▸ PROMPT: Please list all lines of the material below in which the string "Bitcoin" occurs.
--- SOURCE DATA ---
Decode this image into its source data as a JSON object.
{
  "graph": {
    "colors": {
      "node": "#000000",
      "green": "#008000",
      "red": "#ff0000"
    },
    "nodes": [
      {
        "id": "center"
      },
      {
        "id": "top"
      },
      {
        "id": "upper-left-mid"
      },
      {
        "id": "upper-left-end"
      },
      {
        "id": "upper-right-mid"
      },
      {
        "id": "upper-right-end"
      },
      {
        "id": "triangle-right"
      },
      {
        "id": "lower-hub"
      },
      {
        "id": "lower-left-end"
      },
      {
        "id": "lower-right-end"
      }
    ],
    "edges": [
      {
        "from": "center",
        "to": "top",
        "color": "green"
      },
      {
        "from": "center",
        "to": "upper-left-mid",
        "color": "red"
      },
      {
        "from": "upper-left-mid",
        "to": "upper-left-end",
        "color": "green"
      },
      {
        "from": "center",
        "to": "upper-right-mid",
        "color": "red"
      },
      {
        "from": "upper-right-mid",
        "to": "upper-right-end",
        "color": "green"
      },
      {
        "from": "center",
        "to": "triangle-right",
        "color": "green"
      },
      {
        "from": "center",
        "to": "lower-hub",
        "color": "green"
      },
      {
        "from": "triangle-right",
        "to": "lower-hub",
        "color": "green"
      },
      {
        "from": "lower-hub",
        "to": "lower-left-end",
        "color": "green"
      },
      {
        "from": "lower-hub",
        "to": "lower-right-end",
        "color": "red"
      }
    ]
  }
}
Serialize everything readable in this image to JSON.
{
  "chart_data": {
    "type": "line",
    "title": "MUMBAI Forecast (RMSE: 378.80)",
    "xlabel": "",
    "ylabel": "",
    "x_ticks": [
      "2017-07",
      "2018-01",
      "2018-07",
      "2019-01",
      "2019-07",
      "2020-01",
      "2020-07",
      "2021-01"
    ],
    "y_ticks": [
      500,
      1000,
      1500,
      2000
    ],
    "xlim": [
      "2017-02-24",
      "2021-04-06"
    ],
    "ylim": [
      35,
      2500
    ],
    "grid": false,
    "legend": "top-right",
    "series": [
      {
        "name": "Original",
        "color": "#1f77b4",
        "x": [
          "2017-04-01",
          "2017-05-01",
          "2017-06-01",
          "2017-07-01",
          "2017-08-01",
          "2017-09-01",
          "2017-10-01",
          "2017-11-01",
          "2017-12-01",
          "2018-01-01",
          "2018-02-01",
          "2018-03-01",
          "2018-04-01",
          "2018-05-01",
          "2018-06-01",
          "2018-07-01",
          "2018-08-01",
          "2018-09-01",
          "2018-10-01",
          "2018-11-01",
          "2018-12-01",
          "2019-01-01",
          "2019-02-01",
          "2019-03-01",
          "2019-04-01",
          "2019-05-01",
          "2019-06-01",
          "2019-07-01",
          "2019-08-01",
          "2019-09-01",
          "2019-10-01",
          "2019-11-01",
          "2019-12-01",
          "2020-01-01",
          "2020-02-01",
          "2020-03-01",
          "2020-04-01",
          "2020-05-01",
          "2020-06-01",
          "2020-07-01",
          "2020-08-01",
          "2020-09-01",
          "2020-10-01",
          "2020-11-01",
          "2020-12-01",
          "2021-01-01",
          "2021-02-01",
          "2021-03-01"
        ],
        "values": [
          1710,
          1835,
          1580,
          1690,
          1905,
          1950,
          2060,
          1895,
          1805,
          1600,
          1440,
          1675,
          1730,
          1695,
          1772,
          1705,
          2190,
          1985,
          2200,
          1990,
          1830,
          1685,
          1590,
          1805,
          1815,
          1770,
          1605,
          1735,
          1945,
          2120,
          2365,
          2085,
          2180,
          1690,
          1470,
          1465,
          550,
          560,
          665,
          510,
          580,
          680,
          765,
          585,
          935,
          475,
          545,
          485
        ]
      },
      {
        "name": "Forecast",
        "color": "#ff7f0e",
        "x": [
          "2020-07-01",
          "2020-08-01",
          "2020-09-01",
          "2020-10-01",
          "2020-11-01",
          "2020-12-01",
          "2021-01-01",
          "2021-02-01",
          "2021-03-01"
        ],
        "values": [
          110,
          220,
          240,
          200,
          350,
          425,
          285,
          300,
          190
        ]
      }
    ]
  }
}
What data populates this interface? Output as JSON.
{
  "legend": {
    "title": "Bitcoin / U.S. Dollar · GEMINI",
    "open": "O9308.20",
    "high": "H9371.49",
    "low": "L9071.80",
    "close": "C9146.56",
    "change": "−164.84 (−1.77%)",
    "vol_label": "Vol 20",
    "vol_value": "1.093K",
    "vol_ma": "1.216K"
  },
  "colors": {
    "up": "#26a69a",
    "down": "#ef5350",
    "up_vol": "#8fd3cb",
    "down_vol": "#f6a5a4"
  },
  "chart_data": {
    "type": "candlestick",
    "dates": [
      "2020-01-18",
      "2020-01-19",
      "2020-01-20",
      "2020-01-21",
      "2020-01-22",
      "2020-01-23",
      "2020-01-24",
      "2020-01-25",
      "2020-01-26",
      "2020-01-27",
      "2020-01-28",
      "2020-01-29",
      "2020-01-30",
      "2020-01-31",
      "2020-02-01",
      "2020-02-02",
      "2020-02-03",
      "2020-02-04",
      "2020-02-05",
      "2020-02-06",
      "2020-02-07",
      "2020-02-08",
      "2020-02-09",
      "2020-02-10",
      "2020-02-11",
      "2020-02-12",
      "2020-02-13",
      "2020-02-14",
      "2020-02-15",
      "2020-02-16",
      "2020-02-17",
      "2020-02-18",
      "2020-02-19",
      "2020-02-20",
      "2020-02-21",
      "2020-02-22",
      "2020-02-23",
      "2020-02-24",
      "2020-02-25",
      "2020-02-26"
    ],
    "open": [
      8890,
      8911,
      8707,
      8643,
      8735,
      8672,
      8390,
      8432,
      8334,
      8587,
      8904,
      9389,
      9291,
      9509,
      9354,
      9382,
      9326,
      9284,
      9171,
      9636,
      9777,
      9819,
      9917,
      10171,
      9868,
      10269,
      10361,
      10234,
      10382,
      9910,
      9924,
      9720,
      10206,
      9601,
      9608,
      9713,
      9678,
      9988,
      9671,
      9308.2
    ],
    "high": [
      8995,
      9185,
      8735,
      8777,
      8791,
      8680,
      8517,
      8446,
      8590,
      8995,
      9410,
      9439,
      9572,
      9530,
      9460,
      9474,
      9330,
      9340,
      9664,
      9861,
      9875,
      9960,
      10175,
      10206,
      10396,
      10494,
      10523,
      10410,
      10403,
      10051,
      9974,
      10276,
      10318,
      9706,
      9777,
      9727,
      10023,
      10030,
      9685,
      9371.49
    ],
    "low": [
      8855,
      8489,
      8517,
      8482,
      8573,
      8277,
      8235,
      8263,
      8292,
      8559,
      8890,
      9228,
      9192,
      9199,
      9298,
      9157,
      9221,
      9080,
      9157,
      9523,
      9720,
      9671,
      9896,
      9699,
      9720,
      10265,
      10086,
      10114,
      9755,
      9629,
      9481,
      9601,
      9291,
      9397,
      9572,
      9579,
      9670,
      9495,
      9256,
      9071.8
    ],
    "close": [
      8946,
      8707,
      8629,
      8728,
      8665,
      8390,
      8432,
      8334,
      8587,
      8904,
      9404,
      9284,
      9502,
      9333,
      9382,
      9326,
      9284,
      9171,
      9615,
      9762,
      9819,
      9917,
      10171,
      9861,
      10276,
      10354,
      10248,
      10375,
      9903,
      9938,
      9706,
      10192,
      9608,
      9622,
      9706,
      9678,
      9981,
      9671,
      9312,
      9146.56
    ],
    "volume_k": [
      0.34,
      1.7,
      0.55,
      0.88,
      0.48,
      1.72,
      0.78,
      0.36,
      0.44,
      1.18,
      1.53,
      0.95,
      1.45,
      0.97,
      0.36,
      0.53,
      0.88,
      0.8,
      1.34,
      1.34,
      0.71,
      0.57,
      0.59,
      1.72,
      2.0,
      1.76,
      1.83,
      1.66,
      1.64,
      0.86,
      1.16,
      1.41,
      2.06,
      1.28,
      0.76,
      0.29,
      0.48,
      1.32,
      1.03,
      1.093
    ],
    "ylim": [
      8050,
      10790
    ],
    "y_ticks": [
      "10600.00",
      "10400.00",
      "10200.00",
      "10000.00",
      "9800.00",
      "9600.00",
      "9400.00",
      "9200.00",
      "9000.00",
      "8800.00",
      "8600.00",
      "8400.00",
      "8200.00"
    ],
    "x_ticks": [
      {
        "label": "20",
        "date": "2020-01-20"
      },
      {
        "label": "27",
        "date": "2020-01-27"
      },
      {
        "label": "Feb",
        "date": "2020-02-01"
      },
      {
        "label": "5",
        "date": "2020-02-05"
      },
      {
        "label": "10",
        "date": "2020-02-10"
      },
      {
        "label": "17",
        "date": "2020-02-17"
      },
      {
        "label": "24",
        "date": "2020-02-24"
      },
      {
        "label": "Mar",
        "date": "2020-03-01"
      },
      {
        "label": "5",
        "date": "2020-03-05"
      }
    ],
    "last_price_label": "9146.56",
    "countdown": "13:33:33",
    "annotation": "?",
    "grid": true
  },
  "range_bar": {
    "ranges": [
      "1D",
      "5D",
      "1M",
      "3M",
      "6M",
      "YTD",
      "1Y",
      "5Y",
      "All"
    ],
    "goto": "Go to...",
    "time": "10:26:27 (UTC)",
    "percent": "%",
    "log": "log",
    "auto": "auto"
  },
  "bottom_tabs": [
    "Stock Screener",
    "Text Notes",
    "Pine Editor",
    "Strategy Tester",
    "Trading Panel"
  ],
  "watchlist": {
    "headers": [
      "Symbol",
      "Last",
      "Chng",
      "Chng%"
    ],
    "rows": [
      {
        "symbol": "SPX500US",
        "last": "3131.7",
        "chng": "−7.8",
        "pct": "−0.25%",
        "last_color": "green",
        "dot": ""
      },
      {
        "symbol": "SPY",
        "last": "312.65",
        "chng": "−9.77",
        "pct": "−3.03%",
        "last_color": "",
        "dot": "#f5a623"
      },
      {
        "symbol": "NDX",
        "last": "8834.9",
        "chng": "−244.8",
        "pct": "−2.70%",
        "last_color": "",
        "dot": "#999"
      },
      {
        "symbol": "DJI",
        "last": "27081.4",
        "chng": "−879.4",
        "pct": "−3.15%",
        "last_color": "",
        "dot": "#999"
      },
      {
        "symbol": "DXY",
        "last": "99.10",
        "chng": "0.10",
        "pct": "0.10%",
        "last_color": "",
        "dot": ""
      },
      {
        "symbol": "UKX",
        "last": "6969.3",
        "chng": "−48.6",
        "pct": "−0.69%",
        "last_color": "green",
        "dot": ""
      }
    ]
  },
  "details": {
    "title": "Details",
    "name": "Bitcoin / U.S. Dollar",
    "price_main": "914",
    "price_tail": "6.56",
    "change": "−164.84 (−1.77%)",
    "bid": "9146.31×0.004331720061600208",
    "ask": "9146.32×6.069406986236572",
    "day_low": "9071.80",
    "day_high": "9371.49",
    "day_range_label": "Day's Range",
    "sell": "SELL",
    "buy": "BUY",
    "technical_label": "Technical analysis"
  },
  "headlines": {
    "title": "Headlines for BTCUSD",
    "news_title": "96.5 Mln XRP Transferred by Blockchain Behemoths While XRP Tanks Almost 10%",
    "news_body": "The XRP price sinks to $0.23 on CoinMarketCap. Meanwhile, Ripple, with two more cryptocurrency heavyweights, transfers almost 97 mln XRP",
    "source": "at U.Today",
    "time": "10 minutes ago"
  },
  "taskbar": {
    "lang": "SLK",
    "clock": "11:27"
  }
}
---
▸ SOLUTION TO THIS TASK:
    "title": "Bitcoin / U.S. Dollar · GEMINI",
    "name": "Bitcoin / U.S. Dollar",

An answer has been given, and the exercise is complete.